The records that follow must be repeated verbatim, every one of them.

[Start ROWS]

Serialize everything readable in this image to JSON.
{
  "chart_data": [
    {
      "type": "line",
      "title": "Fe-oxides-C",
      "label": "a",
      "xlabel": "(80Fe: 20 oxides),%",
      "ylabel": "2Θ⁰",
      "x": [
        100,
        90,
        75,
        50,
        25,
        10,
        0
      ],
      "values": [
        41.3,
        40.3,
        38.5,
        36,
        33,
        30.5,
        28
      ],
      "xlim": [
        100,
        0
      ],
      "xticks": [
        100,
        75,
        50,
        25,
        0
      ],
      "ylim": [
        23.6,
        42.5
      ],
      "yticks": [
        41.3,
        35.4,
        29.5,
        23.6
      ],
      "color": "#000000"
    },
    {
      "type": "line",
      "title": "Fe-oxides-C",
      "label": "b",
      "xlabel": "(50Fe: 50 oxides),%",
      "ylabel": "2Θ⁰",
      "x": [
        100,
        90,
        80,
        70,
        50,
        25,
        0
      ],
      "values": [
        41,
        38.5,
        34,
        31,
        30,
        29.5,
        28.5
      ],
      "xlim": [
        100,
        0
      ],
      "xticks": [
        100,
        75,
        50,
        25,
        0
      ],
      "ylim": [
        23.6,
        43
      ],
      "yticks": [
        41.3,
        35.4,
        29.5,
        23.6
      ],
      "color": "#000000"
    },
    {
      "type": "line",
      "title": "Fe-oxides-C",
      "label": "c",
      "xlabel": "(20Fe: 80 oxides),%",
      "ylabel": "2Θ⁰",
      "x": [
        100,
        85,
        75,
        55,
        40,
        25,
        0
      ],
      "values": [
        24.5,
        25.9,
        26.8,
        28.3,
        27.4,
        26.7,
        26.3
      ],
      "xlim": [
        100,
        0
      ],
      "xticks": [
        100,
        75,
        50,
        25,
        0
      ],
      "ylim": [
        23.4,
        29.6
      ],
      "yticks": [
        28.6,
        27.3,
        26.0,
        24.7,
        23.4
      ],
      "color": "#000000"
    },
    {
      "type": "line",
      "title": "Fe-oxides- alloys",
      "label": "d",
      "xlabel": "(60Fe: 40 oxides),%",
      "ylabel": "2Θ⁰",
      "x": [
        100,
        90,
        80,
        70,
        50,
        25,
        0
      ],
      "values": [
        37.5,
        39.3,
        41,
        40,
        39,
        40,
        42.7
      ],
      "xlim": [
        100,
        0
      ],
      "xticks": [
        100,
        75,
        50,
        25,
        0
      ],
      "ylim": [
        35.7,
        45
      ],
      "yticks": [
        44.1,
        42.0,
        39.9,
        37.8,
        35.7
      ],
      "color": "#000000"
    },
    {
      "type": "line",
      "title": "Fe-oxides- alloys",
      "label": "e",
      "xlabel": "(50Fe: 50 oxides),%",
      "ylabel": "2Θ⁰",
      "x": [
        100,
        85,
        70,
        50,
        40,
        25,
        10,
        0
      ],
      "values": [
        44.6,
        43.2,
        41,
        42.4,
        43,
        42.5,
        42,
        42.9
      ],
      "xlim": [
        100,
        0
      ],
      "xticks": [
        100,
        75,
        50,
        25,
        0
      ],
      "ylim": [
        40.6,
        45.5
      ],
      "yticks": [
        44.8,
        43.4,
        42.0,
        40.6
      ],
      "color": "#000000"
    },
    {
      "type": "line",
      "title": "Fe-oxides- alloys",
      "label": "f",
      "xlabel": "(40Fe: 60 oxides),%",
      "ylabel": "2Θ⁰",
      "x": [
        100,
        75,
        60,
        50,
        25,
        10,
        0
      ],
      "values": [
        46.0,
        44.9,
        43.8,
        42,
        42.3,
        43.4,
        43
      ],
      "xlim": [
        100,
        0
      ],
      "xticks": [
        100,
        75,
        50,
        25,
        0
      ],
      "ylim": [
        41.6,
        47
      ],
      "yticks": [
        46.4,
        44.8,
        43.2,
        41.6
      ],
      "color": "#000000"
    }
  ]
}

[End ROWS]

_COMPLETE ANSWER_:
Serialize everything readable in this image to JSON.
{
  "chart_data": [
    {
      "type": "line",
      "title": "Fe-oxides-C",
      "label": "a",
      "xlabel": "(80Fe: 20 oxides),%",
      "ylabel": "2Θ⁰",
      "x": [
        100,
        90,
        75,
        50,
        25,
        10,
        0
      ],
      "values": [
        41.3,
        40.3,
        38.5,
        36,
        33,
        30.5,
        28
      ],
      "xlim": [
        100,
        0
      ],
      "xticks": [
        100,
        75,
        50,
        25,
        0
      ],
      "ylim": [
        23.6,
        42.5
      ],
      "yticks": [
        41.3,
        35.4,
        29.5,
        23.6
      ],
      "color": "#000000"
    },
    {
      "type": "line",
      "title": "Fe-oxides-C",
      "label": "b",
      "xlabel": "(50Fe: 50 oxides),%",
      "ylabel": "2Θ⁰",
      "x": [
        100,
        90,
        80,
        70,
        50,
        25,
        0
      ],
      "values": [
        41,
        38.5,
        34,
        31,
        30,
        29.5,
        28.5
      ],
      "xlim": [
        100,
        0
      ],
      "xticks": [
        100,
        75,
        50,
        25,
        0
      ],
      "ylim": [
        23.6,
        43
      ],
      "yticks": [
        41.3,
        35.4,
        29.5,
        23.6
      ],
      "color": "#000000"
    },
    {
      "type": "line",
      "title": "Fe-oxides-C",
      "label": "c",
      "xlabel": "(20Fe: 80 oxides),%",
      "ylabel": "2Θ⁰",
      "x": [
        100,
        85,
        75,
        55,
        40,
        25,
        0
      ],
      "values": [
        24.5,
        25.9,
        26.8,
        28.3,
        27.4,
        26.7,
        26.3
      ],
      "xlim": [
        100,
        0
      ],
      "xticks": [
        100,
        75,
        50,
        25,
        0
      ],
      "ylim": [
        23.4,
        29.6
      ],
      "yticks": [
        28.6,
        27.3,
        26.0,
        24.7,
        23.4
      ],
      "color": "#000000"
    },
    {
      "type": "line",
      "title": "Fe-oxides- alloys",
      "label": "d",
      "xlabel": "(60Fe: 40 oxides),%",
      "ylabel": "2Θ⁰",
      "x": [
        100,
        90,
        80,
        70,
        50,
        25,
        0
      ],
      "values": [
        37.5,
        39.3,
        41,
        40,
        39,
        40,
        42.7
      ],
      "xlim": [
        100,
        0
      ],
      "xticks": [
        100,
        75,
        50,
        25,
        0
      ],
      "ylim": [
        35.7,
        45
      ],
      "yticks": [
        44.1,
        42.0,
        39.9,
        37.8,
        35.7
      ],
      "color": "#000000"
    },
    {
      "type": "line",
      "title": "Fe-oxides- alloys",
      "label": "e",
      "xlabel": "(50Fe: 50 oxides),%",
      "ylabel": "2Θ⁰",
      "x": [
        100,
        85,
        70,
        50,
        40,
        25,
        10,
        0
      ],
      "values": [
        44.6,
        43.2,
        41,
        42.4,
        43,
        42.5,
        42,
        42.9
      ],
      "xlim": [
        100,
        0
      ],
      "xticks": [
        100,
        75,
        50,
        25,
        0
      ],
      "ylim": [
        40.6,
        45.5
      ],
      "yticks": [
        44.8,
        43.4,
        42.0,
        40.6
      ],
      "color": "#000000"
    },
    {
      "type": "line",
      "title": "Fe-oxides- alloys",
      "label": "f",
      "xlabel": "(40Fe: 60 oxides),%",
      "ylabel": "2Θ⁰",
      "x": [
        100,
        75,
        60,
        50,
        25,
        10,
        0
      ],
      "values": [
        46.0,
        44.9,
        43.8,
        42,
        42.3,
        43.4,
        43
      ],
      "xlim": [
        100,
        0
      ],
      "xticks": [
        100,
        75,
        50,
        25,
        0
      ],
      "ylim": [
        41.6,
        47
      ],
      "yticks": [
        46.4,
        44.8,
        43.2,
        41.6
      ],
      "color": "#000000"
    }
  ]
}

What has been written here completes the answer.